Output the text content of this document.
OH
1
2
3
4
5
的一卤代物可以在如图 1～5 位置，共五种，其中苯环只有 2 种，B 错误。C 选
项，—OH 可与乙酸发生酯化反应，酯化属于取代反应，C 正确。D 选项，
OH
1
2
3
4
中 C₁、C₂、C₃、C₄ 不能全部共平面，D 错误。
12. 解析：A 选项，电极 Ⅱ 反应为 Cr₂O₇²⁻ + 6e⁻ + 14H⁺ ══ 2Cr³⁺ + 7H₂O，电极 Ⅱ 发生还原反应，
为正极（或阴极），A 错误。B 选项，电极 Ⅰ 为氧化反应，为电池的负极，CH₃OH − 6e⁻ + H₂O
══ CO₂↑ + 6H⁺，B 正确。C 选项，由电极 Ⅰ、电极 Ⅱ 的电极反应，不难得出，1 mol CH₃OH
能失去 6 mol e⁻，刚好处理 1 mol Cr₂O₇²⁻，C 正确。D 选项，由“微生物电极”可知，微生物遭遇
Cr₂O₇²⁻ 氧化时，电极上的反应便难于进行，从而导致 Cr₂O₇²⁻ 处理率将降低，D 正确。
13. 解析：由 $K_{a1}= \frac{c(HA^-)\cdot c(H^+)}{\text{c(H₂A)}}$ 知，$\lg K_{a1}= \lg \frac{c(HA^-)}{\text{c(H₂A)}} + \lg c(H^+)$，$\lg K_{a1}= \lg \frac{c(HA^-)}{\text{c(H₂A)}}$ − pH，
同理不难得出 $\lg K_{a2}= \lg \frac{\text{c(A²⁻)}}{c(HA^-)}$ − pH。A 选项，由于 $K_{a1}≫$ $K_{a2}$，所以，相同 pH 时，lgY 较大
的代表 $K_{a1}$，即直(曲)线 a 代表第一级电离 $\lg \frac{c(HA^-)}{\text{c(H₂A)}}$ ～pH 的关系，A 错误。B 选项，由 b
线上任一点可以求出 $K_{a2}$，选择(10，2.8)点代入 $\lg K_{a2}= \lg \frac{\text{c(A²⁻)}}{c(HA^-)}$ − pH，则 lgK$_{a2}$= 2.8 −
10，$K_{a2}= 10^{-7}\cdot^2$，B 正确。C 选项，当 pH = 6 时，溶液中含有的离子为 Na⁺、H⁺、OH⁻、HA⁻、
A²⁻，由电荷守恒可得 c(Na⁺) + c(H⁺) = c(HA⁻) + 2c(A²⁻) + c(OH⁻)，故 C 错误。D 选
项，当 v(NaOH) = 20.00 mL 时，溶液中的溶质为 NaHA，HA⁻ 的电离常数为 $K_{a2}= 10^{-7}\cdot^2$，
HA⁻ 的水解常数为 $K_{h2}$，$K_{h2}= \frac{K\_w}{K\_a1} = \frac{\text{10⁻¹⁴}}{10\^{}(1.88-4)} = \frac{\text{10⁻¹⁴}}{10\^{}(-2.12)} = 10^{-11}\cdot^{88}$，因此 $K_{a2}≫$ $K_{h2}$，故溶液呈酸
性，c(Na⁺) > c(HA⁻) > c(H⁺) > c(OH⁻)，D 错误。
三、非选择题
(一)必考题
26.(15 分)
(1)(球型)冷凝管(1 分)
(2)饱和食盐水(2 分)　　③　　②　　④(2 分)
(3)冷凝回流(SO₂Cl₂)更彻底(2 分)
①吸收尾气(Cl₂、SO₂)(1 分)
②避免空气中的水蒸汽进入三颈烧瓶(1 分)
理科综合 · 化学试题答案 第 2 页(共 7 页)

*****

Set task: Pick out the lines above containing the word "CH₃OH", then copy them.

Correct response:
为正极（或阴极），A 错误。B 选项，电极 Ⅰ 为氧化反应，为电池的负极，CH₃OH − 6e⁻ + H₂O
══ CO₂↑ + 6H⁺，B 正确。C 选项，由电极 Ⅰ、电极 Ⅱ 的电极反应，不难得出，1 mol CH₃OH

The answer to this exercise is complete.